* _What is expected_:
Go through the records and show each line where the word "xlabel" occurs.

* _Working data_:
··········
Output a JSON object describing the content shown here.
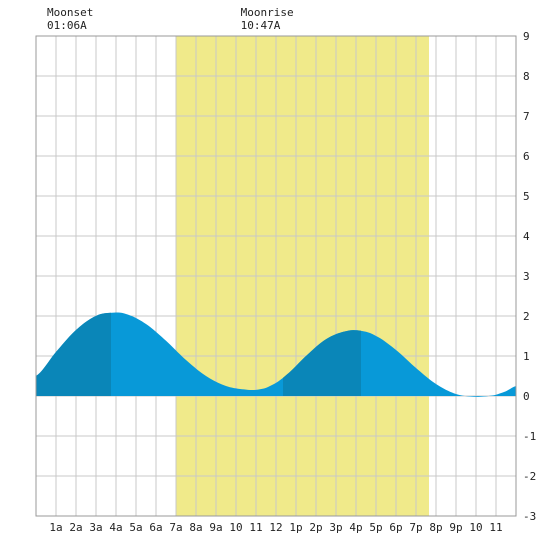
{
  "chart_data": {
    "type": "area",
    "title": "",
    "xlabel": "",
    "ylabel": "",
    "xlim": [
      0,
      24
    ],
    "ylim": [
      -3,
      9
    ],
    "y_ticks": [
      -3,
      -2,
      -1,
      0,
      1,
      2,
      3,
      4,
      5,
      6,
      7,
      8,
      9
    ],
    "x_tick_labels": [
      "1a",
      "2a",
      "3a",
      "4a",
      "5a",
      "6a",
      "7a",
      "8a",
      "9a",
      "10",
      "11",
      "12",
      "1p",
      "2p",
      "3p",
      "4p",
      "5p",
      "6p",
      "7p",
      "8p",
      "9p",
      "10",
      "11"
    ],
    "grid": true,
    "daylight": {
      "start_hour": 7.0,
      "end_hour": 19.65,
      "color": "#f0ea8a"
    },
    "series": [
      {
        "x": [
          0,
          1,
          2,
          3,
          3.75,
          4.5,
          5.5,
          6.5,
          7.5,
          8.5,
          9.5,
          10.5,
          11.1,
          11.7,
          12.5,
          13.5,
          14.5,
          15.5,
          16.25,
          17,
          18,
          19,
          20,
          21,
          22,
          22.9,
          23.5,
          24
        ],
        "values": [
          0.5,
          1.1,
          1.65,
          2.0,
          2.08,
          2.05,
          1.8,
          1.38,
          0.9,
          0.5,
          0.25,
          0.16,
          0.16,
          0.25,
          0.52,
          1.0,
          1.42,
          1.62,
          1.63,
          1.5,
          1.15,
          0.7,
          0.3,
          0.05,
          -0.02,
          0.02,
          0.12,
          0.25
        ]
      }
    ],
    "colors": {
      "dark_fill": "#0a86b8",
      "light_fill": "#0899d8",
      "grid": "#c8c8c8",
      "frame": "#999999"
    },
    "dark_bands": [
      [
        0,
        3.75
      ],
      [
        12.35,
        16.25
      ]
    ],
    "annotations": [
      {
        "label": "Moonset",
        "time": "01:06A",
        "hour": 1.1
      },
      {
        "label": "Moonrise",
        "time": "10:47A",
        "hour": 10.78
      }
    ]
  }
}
··········
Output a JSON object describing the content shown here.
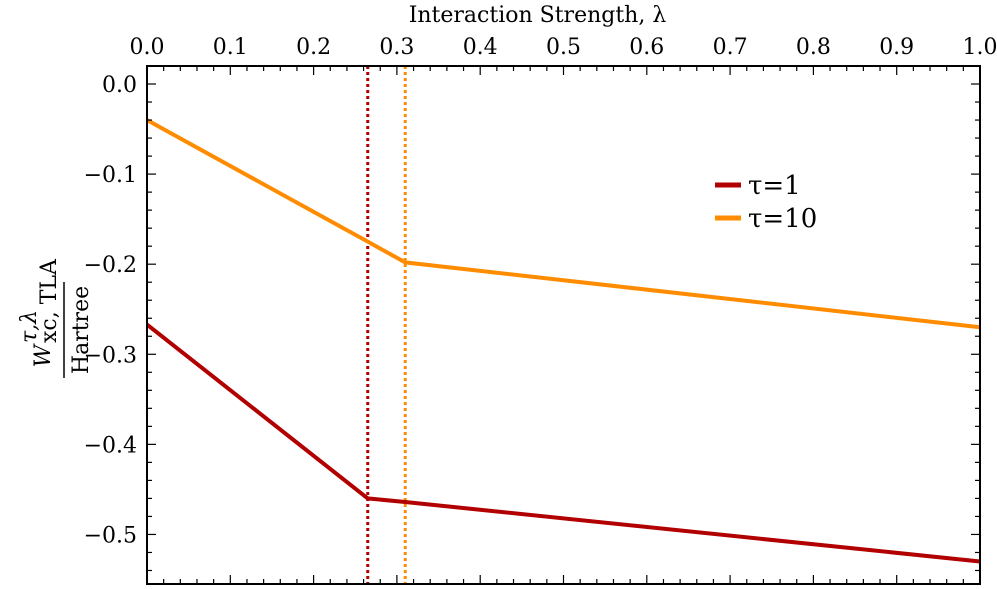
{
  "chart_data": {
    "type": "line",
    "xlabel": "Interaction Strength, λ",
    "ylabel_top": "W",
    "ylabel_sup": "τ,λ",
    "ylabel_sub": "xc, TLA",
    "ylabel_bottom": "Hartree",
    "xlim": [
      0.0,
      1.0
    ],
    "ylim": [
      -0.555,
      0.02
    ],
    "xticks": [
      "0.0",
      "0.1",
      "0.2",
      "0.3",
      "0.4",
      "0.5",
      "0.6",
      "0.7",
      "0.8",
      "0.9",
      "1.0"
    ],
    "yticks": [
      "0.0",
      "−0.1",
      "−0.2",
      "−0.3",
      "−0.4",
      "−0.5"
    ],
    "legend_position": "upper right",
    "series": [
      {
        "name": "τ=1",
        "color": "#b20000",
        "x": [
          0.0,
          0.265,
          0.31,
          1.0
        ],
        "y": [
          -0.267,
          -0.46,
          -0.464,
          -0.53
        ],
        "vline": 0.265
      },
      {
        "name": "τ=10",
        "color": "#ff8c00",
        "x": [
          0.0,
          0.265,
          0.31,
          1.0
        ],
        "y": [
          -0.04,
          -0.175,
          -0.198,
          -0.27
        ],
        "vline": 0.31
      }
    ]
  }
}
··········
* _Completed exercise_:
    "xlabel": "",
    "xlabel": "Interaction Strength, λ",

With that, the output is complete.